◆ **DIRECTIONS**:
a: Duplicate the passage of the rover mission update between "This week, we’ve" and "buttes around us.", inclusive.
b: According to the rover mission update, how many contact science targets were there along the tops of the ridges this week?
c: Continue the rover mission update from its last sentence.

◆ **TEXT BLOCK**:
This week, we’ve had six contact science targets along the tops of the ridges, which have given MAHLI and APXS plenty to do. ChemCam and Mastcam have also been keeping busy, with several LIBS measurements from ChemCam and mosaics from both, of targets near and far. We’re not only interested in imaging the hollows to scope out our next drill site but also in continuing to investigate the structure of the ridges, and look further afield at the more distant boxwork structures and buttes around us.
On Monday, I was on shift as the science theme lead for the environmental science theme group (ENV). We’re coming up to the end of the cloudy season in just over a week. As a result, we’ve been making the most of the clouds while they’re still here with our suite of cloud movies — the shorter suprahorizon and zenith movies, which we use to look at clouds’ properties directly overhead and just over the horizon; a survey to see how the brightness of the sky and clouds change with direction, which consists of nine cloud movies all around the rover; and the cloud altitude observation, which uses shadows cast by clouds to, as its name suggests, infer the height of the clouds. Once the cloudy season is over the number of water-ice clouds we see above Gale crater decreases dramatically, so we shelve the two longer observations for another year and just use the zenith and suprahorizon movies to monitor cloud activity.

◆ **DATA FOR REVIEW**:
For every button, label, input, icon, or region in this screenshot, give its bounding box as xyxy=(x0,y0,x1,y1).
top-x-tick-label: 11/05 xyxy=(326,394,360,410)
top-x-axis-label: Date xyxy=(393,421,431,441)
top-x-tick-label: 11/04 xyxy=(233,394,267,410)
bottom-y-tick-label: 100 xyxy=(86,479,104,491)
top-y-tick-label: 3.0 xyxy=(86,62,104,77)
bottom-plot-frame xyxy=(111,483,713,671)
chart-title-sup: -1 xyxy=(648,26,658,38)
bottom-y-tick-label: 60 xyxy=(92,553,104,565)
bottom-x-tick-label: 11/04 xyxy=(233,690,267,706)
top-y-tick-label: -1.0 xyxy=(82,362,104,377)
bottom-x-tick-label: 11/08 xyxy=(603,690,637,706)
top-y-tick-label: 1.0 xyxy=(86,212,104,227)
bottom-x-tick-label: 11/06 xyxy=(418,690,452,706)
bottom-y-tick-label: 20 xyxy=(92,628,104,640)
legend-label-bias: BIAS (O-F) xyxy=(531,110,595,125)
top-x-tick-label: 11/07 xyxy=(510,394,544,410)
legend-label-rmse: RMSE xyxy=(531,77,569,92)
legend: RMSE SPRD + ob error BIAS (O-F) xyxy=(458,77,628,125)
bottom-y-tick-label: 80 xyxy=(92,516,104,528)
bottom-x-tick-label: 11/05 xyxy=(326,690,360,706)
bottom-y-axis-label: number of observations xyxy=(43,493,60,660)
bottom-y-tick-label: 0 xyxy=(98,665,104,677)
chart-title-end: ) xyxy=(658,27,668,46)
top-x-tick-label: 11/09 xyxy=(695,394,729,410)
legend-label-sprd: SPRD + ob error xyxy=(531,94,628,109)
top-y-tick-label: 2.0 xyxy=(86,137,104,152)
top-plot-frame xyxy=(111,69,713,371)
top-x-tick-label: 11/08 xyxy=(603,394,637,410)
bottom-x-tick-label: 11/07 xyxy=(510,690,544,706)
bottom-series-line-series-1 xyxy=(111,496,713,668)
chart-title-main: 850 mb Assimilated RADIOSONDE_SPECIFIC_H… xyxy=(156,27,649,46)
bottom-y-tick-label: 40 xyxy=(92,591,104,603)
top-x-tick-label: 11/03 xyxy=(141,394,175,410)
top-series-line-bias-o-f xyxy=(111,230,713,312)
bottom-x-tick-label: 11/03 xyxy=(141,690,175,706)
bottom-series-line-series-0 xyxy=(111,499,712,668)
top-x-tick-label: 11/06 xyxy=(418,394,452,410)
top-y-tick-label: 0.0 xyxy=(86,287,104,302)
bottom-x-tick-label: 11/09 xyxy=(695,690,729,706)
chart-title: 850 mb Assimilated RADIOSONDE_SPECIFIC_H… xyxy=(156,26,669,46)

◆ **RESULTS FOR EACH TASK**:
a:
This week, we’ve had six contact science targets along the tops of the ridges, which have given MAHLI and APXS plenty to do. ChemCam and Mastcam have also been keeping busy, with several LIBS measurements from ChemCam and mosaics from both, of targets near and far. We’re not only interested in imaging the hollows to scope out our next drill site but also in continuing to investigate the structure of the ridges, and look further afield at the more distant boxwork structures and buttes around us.

b: Six.

c:
The end of the cloudy season does bring about the start of the dusty season though, where more dust gets lifted into the atmosphere and the lovely view of the crater rim that we’ve been enjoying gets a bit hazier. We monitor this with our regular line-of-sight and tau observations. We also tend to see more dust-lifting activity, like dust devils, which we keep an eye on with 360-degree surveys and dedicated movies. With the ever-changing atmosphere, there’s always something for ENV to do.